Copy out each line that has "Bureau" in it.
++++++
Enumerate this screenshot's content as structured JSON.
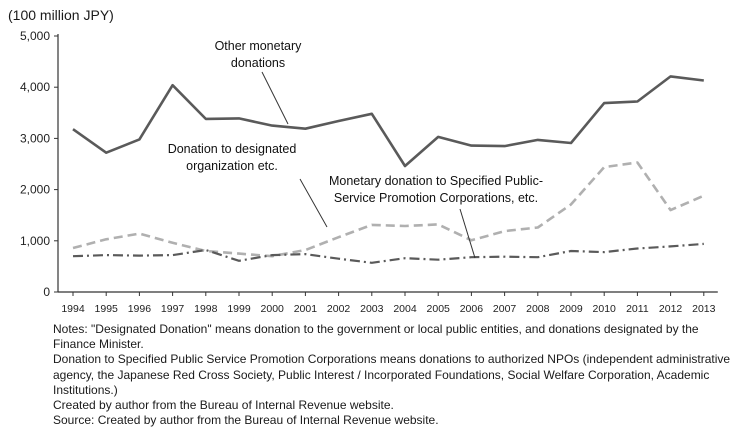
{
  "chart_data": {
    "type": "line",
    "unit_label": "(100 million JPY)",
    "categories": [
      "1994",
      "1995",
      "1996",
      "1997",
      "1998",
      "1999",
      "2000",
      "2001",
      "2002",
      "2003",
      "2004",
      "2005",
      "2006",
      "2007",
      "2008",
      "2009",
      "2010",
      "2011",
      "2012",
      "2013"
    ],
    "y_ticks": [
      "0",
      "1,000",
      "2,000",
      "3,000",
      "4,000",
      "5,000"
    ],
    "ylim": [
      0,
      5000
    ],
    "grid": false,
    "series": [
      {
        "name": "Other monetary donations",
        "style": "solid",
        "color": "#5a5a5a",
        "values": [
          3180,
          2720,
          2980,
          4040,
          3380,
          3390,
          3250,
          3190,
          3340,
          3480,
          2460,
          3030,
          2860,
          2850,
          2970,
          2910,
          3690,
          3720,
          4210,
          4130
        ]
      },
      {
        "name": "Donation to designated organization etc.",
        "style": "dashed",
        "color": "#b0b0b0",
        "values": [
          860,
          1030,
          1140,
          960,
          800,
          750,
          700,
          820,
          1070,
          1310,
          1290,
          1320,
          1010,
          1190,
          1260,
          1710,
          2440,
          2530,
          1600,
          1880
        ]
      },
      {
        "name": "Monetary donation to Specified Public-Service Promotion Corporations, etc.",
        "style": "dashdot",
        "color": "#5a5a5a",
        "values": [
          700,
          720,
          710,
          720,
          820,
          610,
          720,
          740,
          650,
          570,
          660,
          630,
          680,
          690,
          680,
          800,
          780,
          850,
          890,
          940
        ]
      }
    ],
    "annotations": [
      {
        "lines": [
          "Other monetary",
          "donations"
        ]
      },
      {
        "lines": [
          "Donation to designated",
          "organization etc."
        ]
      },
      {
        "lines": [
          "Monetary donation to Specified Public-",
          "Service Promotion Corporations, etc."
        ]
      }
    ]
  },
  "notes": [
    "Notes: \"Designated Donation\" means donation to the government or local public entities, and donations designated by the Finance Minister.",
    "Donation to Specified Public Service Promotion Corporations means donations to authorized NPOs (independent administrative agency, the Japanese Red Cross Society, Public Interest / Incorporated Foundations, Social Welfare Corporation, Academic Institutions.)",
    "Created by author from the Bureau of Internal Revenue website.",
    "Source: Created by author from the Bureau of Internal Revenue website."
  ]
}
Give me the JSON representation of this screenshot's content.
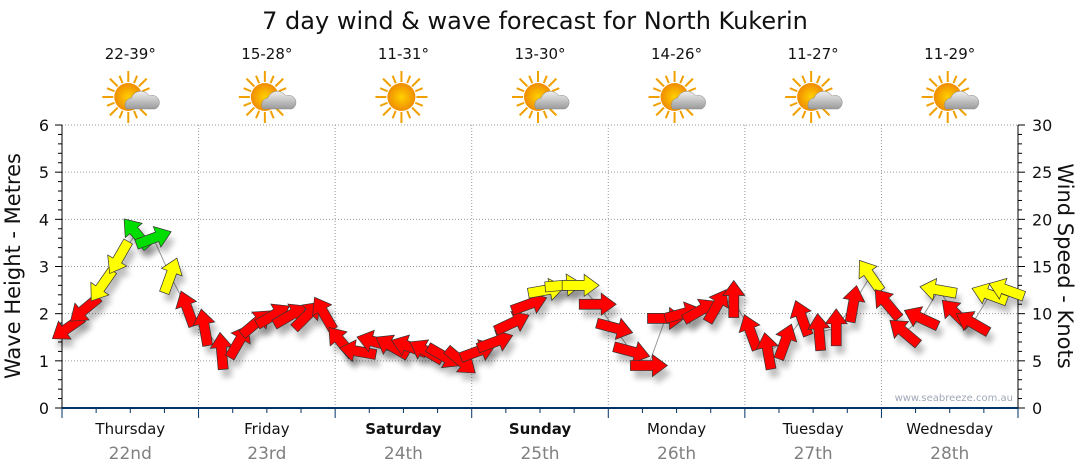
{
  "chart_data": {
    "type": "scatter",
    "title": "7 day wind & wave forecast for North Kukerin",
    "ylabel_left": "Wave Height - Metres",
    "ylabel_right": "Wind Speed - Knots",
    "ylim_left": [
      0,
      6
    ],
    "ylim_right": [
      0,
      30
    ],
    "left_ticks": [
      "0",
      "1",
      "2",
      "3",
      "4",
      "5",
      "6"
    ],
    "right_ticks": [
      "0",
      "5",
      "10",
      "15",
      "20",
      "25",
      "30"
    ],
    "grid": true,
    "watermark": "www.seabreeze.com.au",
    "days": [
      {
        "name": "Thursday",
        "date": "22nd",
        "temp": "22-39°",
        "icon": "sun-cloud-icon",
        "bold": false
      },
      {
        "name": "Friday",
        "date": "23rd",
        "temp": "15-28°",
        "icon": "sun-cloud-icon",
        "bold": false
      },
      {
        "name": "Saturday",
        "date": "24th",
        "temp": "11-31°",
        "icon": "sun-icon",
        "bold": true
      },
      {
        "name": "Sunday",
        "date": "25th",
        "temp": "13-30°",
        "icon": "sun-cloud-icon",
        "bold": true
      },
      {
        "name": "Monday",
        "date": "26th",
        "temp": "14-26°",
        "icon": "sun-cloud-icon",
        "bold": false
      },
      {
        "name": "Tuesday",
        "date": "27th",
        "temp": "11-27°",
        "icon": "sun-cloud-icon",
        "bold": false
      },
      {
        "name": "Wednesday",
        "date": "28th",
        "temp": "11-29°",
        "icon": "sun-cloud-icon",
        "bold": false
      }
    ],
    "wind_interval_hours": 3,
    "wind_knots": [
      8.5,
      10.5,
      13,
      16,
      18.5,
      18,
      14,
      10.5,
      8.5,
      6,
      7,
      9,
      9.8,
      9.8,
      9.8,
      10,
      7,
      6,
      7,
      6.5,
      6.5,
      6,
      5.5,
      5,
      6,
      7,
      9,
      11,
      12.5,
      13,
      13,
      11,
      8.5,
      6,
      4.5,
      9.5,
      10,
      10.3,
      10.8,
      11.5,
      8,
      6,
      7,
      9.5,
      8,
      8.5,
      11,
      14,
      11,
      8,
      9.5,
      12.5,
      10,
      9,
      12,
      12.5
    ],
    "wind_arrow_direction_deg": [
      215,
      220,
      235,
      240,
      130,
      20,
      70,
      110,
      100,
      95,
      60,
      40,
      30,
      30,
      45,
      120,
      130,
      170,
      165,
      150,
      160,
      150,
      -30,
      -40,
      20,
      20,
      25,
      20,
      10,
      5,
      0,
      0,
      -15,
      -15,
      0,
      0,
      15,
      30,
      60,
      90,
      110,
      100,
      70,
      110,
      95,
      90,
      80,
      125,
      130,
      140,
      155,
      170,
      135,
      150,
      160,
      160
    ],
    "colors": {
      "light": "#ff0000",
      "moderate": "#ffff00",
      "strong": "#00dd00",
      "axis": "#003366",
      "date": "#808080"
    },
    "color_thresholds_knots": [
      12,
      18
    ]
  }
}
++++++
• **Exercise response**
    "Created by author from the Bureau of Internal Revenue website.",
    "Source: Created by author from the Bureau of Internal Revenue website."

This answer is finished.